== Directions for this task ==
Reproduce the items below word for word, leaving out the pictures.

─── Data provided ───

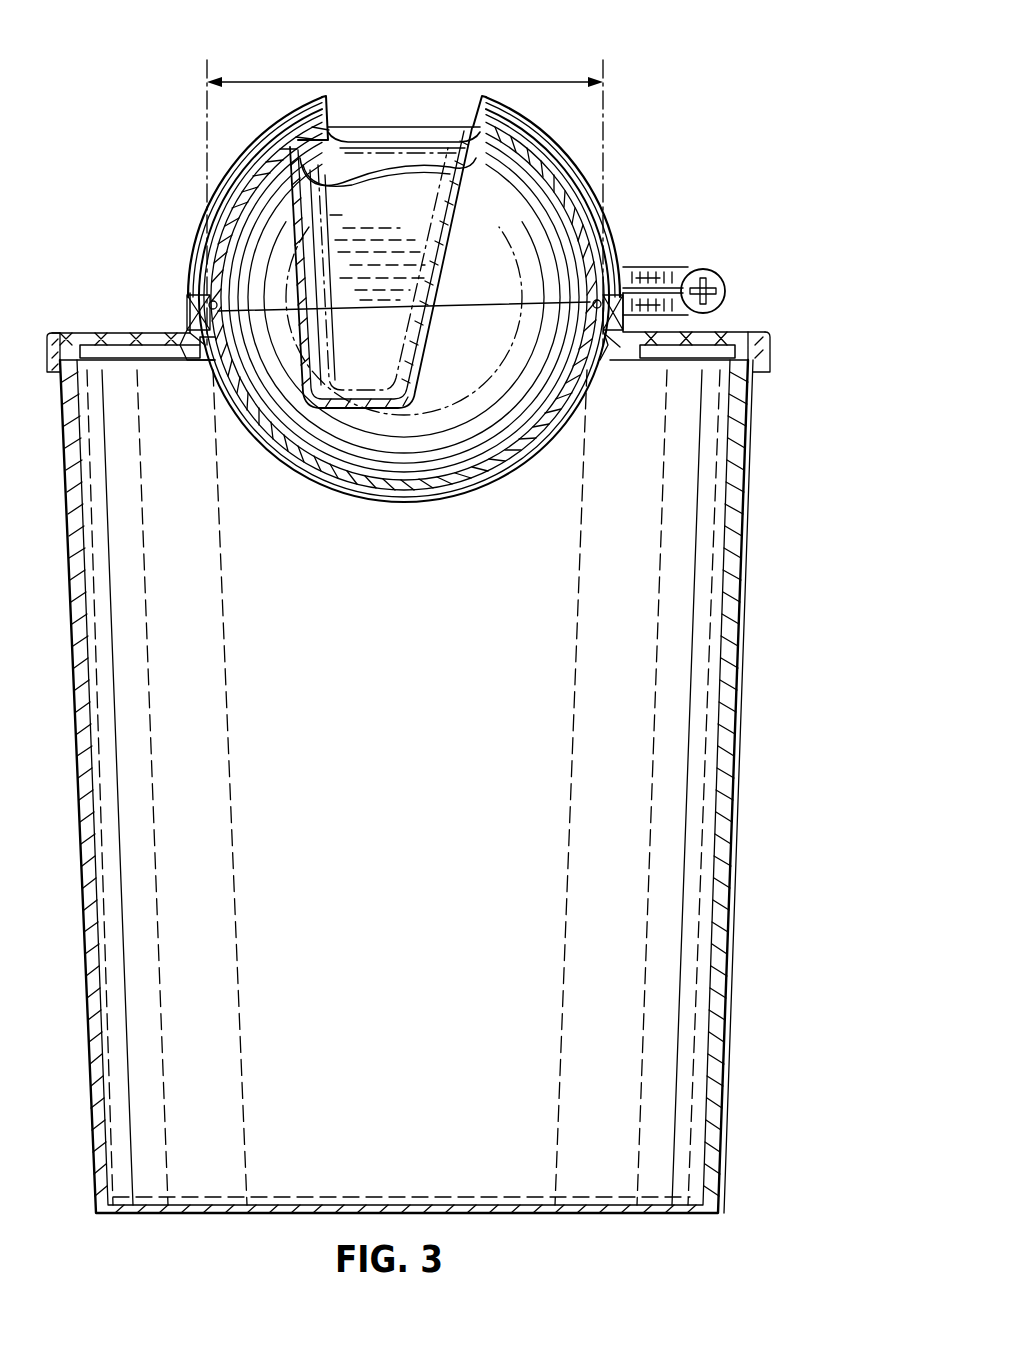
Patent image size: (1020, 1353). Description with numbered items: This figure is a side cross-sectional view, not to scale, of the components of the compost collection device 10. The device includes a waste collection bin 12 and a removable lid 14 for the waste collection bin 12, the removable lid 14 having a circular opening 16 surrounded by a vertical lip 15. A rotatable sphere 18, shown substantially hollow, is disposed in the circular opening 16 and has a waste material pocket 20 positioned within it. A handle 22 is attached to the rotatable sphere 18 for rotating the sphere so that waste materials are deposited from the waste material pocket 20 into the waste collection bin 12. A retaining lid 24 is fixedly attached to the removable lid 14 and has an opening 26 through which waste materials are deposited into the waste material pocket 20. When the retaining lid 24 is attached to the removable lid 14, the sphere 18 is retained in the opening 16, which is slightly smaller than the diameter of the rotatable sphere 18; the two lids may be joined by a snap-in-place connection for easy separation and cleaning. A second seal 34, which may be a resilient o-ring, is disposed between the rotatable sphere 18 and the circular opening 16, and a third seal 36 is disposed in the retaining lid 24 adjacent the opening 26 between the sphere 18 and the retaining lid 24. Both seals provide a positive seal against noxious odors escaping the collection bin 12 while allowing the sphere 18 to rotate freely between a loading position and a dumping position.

The compost collection device 10 is at (726, 190).
The waste collection bin 12 is at (690, 898).
The removable lid 14 is at (141, 337).
The vertical lip 15 is at (195, 318).
The circular opening 16 is at (212, 384).
The rotatable sphere 18 is at (560, 203).
The waste material pocket 20 is at (298, 232).
The handle 22 is at (727, 291).
The retaining lid 24 is at (572, 160).
The opening 26 is at (406, 98).
The second seal 34 is at (592, 358).
The third seal 36 is at (427, 163).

───

== Complete output ==
Patent image size: (1020, 1353). Description with numbered items: This figure is a side cross-sectional view, not to scale, of the components of the compost collection device 10. The device includes a waste collection bin 12 and a removable lid 14 for the waste collection bin 12, the removable lid 14 having a circular opening 16 surrounded by a vertical lip 15. A rotatable sphere 18, shown substantially hollow, is disposed in the circular opening 16 and has a waste material pocket 20 positioned within it. A handle 22 is attached to the rotatable sphere 18 for rotating the sphere so that waste materials are deposited from the waste material pocket 20 into the waste collection bin 12. A retaining lid 24 is fixedly attached to the removable lid 14 and has an opening 26 through which waste materials are deposited into the waste material pocket 20. When the retaining lid 24 is attached to the removable lid 14, the sphere 18 is retained in the opening 16, which is slightly smaller than the diameter of the rotatable sphere 18; the two lids may be joined by a snap-in-place connection for easy separation and cleaning. A second seal 34, which may be a resilient o-ring, is disposed between the rotatable sphere 18 and the circular opening 16, and a third seal 36 is disposed in the retaining lid 24 adjacent the opening 26 between the sphere 18 and the retaining lid 24. Both seals provide a positive seal against noxious odors escaping the collection bin 12 while allowing the sphere 18 to rotate freely between a loading position and a dumping position.

The compost collection device 10 is at (726, 190).
The waste collection bin 12 is at (690, 898).
The removable lid 14 is at (141, 337).
The vertical lip 15 is at (195, 318).
The circular opening 16 is at (212, 384).
The rotatable sphere 18 is at (560, 203).
The waste material pocket 20 is at (298, 232).
The handle 22 is at (727, 291).
The retaining lid 24 is at (572, 160).
The opening 26 is at (406, 98).
The second seal 34 is at (592, 358).
The third seal 36 is at (427, 163).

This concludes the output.